_TASK GOAL_:
Copy each line of the entries beneath that contains the word "науки".

_GIVEN RECORDS_:

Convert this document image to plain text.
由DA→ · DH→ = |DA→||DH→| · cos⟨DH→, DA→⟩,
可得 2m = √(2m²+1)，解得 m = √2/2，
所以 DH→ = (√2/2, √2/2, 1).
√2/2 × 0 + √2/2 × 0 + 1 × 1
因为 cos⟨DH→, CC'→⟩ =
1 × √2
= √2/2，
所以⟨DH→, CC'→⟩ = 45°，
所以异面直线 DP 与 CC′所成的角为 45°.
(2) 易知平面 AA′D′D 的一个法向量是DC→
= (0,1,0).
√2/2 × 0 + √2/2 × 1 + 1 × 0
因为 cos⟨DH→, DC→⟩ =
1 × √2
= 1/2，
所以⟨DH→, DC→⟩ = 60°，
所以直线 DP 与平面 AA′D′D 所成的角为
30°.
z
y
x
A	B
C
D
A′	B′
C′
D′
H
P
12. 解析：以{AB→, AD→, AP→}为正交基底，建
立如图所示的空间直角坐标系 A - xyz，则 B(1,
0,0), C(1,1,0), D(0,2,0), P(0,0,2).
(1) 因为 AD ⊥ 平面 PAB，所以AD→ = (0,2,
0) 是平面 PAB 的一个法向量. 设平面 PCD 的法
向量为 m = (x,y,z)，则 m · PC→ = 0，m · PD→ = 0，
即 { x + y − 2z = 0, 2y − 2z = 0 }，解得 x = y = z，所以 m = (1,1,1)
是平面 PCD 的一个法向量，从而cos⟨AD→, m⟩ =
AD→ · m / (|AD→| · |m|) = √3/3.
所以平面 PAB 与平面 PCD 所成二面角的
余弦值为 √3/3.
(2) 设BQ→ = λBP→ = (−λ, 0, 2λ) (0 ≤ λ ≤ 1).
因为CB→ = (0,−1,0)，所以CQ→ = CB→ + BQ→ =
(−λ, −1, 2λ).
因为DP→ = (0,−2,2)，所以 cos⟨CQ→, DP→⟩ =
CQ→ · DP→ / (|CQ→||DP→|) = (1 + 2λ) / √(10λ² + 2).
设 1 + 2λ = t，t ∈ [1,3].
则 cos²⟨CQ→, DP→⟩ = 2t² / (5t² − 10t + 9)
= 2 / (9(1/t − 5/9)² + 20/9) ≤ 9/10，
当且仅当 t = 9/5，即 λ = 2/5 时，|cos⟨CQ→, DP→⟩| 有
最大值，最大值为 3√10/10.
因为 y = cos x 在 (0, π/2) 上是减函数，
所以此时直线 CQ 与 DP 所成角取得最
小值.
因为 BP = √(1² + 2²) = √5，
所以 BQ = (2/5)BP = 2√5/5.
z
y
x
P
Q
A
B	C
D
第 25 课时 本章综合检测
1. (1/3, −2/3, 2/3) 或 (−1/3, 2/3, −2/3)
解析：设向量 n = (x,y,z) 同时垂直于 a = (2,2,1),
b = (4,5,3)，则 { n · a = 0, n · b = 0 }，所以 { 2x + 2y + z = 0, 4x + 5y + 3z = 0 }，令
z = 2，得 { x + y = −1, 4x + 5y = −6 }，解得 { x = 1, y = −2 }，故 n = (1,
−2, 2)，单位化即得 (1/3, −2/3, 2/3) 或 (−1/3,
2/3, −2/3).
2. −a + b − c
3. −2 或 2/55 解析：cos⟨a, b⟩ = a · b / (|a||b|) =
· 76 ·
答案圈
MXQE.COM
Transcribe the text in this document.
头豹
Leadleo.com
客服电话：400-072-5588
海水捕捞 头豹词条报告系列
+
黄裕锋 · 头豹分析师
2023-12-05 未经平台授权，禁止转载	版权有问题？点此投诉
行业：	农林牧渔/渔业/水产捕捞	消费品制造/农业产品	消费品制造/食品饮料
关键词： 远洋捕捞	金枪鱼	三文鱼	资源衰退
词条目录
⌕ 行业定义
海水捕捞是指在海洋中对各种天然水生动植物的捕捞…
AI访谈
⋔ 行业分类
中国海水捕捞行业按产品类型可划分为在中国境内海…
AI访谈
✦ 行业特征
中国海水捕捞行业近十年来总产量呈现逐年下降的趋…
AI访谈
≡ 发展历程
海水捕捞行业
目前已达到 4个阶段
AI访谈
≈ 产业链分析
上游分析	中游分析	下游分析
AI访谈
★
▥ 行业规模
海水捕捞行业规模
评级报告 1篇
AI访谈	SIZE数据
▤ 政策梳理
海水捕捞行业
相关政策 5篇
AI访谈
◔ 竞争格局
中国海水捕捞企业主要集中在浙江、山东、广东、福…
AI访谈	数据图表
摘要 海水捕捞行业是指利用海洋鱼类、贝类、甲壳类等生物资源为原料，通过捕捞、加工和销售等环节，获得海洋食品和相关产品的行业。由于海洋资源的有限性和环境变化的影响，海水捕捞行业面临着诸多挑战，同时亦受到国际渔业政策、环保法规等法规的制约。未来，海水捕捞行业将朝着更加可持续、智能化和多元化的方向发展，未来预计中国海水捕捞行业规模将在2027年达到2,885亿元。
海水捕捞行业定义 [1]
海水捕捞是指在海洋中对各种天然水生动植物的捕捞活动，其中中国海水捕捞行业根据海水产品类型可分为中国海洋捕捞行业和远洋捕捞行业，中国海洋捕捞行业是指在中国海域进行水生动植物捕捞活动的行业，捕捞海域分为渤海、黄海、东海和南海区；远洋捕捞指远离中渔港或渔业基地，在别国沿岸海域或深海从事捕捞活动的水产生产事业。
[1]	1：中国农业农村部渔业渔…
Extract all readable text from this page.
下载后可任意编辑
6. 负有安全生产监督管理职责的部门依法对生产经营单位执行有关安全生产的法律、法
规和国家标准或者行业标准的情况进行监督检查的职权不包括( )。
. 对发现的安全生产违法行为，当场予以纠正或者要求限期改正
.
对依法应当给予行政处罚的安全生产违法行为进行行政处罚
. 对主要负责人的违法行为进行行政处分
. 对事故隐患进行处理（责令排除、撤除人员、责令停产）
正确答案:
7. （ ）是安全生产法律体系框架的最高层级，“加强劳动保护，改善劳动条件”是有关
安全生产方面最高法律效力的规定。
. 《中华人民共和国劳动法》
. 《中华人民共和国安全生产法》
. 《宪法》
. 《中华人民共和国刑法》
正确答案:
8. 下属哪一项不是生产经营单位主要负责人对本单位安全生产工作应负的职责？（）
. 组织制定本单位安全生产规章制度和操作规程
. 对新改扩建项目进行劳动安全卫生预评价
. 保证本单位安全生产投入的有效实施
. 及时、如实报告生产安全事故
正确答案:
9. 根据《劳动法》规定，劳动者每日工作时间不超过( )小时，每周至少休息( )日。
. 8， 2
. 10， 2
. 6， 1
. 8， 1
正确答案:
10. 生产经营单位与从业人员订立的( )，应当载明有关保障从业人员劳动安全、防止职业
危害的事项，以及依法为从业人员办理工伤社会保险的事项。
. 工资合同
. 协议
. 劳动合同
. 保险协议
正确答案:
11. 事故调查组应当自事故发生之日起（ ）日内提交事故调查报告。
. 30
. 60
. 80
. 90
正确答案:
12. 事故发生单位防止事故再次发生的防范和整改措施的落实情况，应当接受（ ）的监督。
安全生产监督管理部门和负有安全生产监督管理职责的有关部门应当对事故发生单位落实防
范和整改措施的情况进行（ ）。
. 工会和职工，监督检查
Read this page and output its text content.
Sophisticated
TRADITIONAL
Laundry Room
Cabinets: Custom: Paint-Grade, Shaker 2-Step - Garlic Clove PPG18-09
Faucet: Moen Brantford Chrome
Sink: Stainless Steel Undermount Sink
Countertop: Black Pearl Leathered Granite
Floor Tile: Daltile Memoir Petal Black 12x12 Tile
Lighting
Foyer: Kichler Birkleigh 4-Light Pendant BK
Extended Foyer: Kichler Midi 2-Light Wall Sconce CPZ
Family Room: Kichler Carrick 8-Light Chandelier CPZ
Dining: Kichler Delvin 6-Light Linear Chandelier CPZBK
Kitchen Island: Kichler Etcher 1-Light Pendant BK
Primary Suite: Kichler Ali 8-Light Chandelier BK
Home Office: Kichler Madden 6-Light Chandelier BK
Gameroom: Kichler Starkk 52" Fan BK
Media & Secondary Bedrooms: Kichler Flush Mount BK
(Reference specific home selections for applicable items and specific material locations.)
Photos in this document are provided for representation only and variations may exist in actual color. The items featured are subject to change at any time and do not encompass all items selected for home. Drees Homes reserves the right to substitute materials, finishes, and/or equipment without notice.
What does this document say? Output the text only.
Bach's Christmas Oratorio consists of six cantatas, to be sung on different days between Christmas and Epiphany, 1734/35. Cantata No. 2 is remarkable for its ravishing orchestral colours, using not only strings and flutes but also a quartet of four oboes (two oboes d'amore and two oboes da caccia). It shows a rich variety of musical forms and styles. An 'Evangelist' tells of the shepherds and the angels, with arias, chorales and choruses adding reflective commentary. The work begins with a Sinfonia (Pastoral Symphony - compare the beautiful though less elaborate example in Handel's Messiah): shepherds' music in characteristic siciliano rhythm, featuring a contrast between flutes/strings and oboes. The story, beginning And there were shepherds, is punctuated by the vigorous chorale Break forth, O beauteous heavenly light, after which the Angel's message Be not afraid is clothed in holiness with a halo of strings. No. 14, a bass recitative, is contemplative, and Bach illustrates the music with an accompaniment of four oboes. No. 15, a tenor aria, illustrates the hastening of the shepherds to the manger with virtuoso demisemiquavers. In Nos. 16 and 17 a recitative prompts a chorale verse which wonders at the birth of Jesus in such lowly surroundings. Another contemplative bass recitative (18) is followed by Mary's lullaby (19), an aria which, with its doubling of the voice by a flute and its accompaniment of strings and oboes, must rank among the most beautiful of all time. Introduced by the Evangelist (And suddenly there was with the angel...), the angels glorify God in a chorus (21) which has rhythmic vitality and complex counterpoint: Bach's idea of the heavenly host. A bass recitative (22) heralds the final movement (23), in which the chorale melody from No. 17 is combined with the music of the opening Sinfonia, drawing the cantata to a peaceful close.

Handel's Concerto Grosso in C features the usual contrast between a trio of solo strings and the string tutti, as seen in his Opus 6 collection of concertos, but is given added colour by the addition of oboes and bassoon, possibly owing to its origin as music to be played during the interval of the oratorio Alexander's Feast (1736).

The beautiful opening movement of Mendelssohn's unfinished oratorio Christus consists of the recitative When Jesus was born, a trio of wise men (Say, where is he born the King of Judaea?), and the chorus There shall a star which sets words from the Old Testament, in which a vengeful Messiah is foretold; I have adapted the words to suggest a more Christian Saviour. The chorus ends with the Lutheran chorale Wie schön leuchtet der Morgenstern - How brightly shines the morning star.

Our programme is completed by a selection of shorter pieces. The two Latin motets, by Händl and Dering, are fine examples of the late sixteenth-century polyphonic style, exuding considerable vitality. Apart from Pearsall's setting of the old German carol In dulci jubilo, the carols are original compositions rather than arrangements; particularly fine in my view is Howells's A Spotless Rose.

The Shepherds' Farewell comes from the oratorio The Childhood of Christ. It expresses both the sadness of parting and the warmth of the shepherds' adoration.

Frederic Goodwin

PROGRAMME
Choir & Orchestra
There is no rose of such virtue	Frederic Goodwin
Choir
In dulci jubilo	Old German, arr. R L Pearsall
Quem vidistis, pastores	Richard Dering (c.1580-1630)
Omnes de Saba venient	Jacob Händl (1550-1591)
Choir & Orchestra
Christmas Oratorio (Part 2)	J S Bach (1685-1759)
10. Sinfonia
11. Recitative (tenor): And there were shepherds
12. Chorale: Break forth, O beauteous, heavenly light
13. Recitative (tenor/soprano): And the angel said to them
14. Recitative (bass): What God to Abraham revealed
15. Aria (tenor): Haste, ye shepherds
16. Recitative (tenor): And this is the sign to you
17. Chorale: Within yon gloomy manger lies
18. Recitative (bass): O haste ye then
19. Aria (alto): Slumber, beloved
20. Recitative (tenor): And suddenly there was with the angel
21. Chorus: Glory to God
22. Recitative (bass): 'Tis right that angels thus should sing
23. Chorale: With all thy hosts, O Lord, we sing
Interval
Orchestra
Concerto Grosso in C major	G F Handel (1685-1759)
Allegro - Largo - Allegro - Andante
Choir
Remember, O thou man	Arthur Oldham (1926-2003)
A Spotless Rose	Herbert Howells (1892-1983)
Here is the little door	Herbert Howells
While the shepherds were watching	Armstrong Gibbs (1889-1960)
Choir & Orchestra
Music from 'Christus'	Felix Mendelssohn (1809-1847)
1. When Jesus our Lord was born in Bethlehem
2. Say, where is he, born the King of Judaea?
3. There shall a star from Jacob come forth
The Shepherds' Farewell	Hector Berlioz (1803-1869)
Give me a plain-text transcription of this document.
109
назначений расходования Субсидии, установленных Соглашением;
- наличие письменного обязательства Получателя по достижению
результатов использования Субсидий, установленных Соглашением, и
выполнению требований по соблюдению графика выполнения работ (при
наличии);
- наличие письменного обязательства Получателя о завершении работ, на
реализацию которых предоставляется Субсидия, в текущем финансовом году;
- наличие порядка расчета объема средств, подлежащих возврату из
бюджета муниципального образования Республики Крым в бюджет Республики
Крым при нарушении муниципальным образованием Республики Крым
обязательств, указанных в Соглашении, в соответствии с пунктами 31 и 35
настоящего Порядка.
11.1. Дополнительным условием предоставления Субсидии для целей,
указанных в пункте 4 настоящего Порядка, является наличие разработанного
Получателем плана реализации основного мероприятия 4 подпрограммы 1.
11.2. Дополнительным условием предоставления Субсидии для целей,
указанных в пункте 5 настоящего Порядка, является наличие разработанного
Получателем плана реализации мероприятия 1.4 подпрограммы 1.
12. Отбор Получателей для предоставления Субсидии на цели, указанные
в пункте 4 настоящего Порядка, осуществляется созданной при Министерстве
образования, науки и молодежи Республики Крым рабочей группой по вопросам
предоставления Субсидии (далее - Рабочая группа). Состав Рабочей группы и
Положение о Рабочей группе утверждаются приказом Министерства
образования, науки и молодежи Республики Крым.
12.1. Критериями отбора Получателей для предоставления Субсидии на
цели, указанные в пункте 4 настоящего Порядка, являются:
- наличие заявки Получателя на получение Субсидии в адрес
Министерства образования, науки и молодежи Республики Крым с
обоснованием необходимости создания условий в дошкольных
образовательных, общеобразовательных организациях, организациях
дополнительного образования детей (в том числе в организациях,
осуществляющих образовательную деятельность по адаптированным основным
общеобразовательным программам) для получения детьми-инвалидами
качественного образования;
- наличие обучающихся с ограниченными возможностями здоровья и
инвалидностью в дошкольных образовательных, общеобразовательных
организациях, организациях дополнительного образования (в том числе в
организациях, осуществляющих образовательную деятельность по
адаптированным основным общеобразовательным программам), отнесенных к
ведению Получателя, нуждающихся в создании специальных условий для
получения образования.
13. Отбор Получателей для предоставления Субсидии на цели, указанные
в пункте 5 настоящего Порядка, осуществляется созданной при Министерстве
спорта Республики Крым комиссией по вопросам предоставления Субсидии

_RESPONSE_:
образования, науки и молодежи Республики Крым рабочей группой по вопросам
образования, науки и молодежи Республики Крым.
Министерства образования, науки и молодежи Республики Крым с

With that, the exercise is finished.